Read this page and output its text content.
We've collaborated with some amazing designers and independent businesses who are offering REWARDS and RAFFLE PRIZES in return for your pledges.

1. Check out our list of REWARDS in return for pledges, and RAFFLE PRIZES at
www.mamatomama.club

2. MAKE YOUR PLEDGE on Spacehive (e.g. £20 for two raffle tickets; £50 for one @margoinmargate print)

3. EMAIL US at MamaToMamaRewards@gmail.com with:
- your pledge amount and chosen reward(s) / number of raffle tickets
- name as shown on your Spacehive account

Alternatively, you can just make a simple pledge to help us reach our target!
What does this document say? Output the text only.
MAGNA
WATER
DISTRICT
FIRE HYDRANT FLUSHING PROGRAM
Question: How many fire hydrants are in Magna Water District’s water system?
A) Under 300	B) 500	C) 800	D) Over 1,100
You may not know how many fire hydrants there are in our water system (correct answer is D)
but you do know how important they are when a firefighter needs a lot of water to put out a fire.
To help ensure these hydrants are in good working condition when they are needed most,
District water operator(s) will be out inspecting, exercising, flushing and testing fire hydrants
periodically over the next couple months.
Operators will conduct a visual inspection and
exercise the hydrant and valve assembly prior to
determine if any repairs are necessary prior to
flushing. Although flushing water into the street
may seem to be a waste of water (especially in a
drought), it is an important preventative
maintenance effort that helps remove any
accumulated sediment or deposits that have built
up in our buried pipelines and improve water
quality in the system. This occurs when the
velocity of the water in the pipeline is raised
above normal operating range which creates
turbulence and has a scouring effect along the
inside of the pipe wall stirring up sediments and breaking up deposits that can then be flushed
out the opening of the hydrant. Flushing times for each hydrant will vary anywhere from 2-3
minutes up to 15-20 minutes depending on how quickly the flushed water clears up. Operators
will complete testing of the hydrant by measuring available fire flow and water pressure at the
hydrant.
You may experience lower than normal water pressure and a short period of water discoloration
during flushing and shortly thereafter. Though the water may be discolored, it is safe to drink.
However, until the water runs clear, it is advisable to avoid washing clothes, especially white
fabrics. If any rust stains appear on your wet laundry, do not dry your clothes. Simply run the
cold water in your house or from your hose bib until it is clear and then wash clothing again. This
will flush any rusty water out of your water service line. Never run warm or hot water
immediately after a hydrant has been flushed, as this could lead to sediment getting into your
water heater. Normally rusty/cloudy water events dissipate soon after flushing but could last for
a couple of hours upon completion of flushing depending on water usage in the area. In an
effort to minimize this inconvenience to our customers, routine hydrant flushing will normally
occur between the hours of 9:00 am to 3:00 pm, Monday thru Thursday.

•••••

TASK OBJECTIVE.
Look above for lines with the word "flushed" and copy them all.

ANSWER FOR THIS EXERCISE.
inside of the pipe wall stirring up sediments and breaking up deposits that can then be flushed
minutes up to 15-20 minutes depending on how quickly the flushed water clears up. Operators
immediately after a hydrant has been flushed, as this could lead to sediment getting into your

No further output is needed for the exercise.